Instructions to follow:
Every entry below should be repeated exactly; the pictures should not.

[Entries from a dataset]
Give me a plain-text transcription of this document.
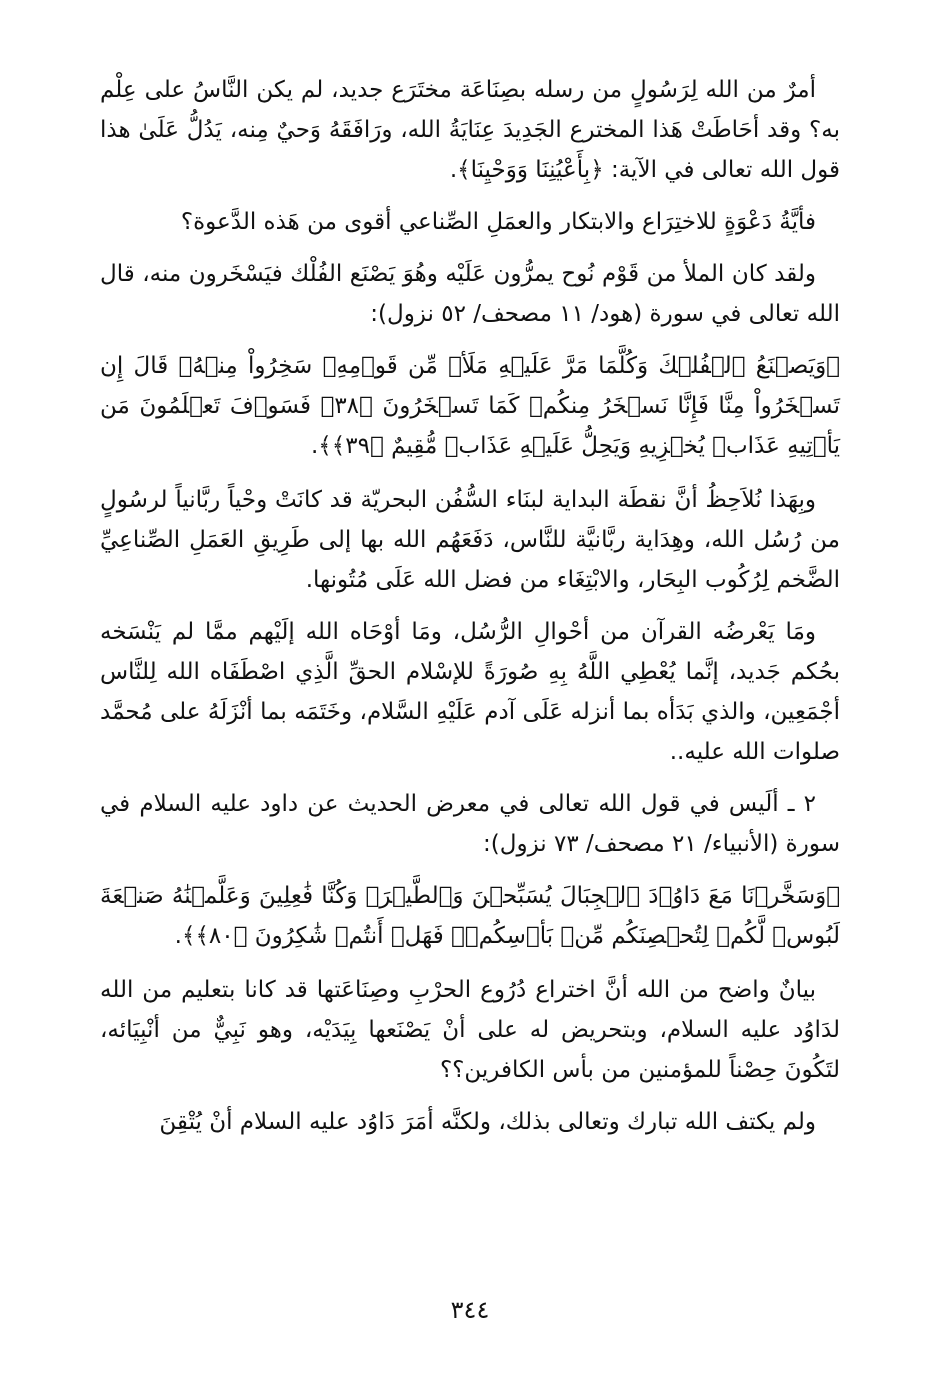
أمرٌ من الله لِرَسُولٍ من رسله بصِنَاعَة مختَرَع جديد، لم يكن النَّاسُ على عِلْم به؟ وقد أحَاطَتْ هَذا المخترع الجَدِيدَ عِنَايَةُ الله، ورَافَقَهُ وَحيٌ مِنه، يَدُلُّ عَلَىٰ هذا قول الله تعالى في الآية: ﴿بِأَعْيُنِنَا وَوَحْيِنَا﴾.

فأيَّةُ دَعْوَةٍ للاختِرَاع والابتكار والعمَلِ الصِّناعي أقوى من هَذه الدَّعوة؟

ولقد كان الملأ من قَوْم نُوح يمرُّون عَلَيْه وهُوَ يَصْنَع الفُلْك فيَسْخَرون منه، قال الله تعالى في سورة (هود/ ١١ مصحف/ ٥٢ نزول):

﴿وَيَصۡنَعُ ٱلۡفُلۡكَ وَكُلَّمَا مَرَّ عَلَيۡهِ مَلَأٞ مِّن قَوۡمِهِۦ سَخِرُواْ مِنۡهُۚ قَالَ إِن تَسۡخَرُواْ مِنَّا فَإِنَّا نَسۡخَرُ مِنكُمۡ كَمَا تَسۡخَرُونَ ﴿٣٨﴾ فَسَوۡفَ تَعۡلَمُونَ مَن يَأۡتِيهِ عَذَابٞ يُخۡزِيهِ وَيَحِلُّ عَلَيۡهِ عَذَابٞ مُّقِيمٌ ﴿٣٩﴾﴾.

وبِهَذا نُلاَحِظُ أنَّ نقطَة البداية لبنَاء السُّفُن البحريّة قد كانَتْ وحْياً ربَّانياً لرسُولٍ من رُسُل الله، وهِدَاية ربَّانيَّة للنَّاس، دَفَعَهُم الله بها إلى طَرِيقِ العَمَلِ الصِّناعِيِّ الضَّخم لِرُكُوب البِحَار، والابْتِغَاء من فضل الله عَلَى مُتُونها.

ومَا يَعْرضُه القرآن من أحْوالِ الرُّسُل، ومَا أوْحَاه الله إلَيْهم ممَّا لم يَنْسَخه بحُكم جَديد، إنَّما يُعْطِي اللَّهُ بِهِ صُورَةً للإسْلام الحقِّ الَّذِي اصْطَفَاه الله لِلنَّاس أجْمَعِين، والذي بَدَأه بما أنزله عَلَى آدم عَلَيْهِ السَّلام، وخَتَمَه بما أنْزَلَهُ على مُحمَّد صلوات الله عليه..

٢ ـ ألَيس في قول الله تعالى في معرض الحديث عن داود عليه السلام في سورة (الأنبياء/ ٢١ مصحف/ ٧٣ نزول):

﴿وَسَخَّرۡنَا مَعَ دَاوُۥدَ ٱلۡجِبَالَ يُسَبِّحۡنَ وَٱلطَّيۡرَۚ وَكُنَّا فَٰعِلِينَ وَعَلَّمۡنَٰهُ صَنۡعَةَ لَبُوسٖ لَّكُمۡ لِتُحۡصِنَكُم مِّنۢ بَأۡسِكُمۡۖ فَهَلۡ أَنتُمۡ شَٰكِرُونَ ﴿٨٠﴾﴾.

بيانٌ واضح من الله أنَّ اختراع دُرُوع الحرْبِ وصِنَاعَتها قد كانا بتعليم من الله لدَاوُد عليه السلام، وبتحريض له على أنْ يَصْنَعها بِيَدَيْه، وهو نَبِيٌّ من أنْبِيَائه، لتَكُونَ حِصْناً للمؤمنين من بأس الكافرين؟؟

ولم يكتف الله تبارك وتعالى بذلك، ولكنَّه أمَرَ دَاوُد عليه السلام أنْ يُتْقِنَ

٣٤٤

Answer to this problem:
Give me a plain-text transcription of this document.
أمرٌ من الله لِرَسُولٍ من رسله بصِنَاعَة مختَرَع جديد، لم يكن النَّاسُ على عِلْم به؟ وقد أحَاطَتْ هَذا المخترع الجَدِيدَ عِنَايَةُ الله، ورَافَقَهُ وَحيٌ مِنه، يَدُلُّ عَلَىٰ هذا قول الله تعالى في الآية: ﴿بِأَعْيُنِنَا وَوَحْيِنَا﴾.

فأيَّةُ دَعْوَةٍ للاختِرَاع والابتكار والعمَلِ الصِّناعي أقوى من هَذه الدَّعوة؟

ولقد كان الملأ من قَوْم نُوح يمرُّون عَلَيْه وهُوَ يَصْنَع الفُلْك فيَسْخَرون منه، قال الله تعالى في سورة (هود/ ١١ مصحف/ ٥٢ نزول):

﴿وَيَصۡنَعُ ٱلۡفُلۡكَ وَكُلَّمَا مَرَّ عَلَيۡهِ مَلَأٞ مِّن قَوۡمِهِۦ سَخِرُواْ مِنۡهُۚ قَالَ إِن تَسۡخَرُواْ مِنَّا فَإِنَّا نَسۡخَرُ مِنكُمۡ كَمَا تَسۡخَرُونَ ﴿٣٨﴾ فَسَوۡفَ تَعۡلَمُونَ مَن يَأۡتِيهِ عَذَابٞ يُخۡزِيهِ وَيَحِلُّ عَلَيۡهِ عَذَابٞ مُّقِيمٌ ﴿٣٩﴾﴾.

وبِهَذا نُلاَحِظُ أنَّ نقطَة البداية لبنَاء السُّفُن البحريّة قد كانَتْ وحْياً ربَّانياً لرسُولٍ من رُسُل الله، وهِدَاية ربَّانيَّة للنَّاس، دَفَعَهُم الله بها إلى طَرِيقِ العَمَلِ الصِّناعِيِّ الضَّخم لِرُكُوب البِحَار، والابْتِغَاء من فضل الله عَلَى مُتُونها.

ومَا يَعْرضُه القرآن من أحْوالِ الرُّسُل، ومَا أوْحَاه الله إلَيْهم ممَّا لم يَنْسَخه بحُكم جَديد، إنَّما يُعْطِي اللَّهُ بِهِ صُورَةً للإسْلام الحقِّ الَّذِي اصْطَفَاه الله لِلنَّاس أجْمَعِين، والذي بَدَأه بما أنزله عَلَى آدم عَلَيْهِ السَّلام، وخَتَمَه بما أنْزَلَهُ على مُحمَّد صلوات الله عليه..

٢ ـ ألَيس في قول الله تعالى في معرض الحديث عن داود عليه السلام في سورة (الأنبياء/ ٢١ مصحف/ ٧٣ نزول):

﴿وَسَخَّرۡنَا مَعَ دَاوُۥدَ ٱلۡجِبَالَ يُسَبِّحۡنَ وَٱلطَّيۡرَۚ وَكُنَّا فَٰعِلِينَ وَعَلَّمۡنَٰهُ صَنۡعَةَ لَبُوسٖ لَّكُمۡ لِتُحۡصِنَكُم مِّنۢ بَأۡسِكُمۡۖ فَهَلۡ أَنتُمۡ شَٰكِرُونَ ﴿٨٠﴾﴾.

بيانٌ واضح من الله أنَّ اختراع دُرُوع الحرْبِ وصِنَاعَتها قد كانا بتعليم من الله لدَاوُد عليه السلام، وبتحريض له على أنْ يَصْنَعها بِيَدَيْه، وهو نَبِيٌّ من أنْبِيَائه، لتَكُونَ حِصْناً للمؤمنين من بأس الكافرين؟؟

ولم يكتف الله تبارك وتعالى بذلك، ولكنَّه أمَرَ دَاوُد عليه السلام أنْ يُتْقِنَ

٣٤٤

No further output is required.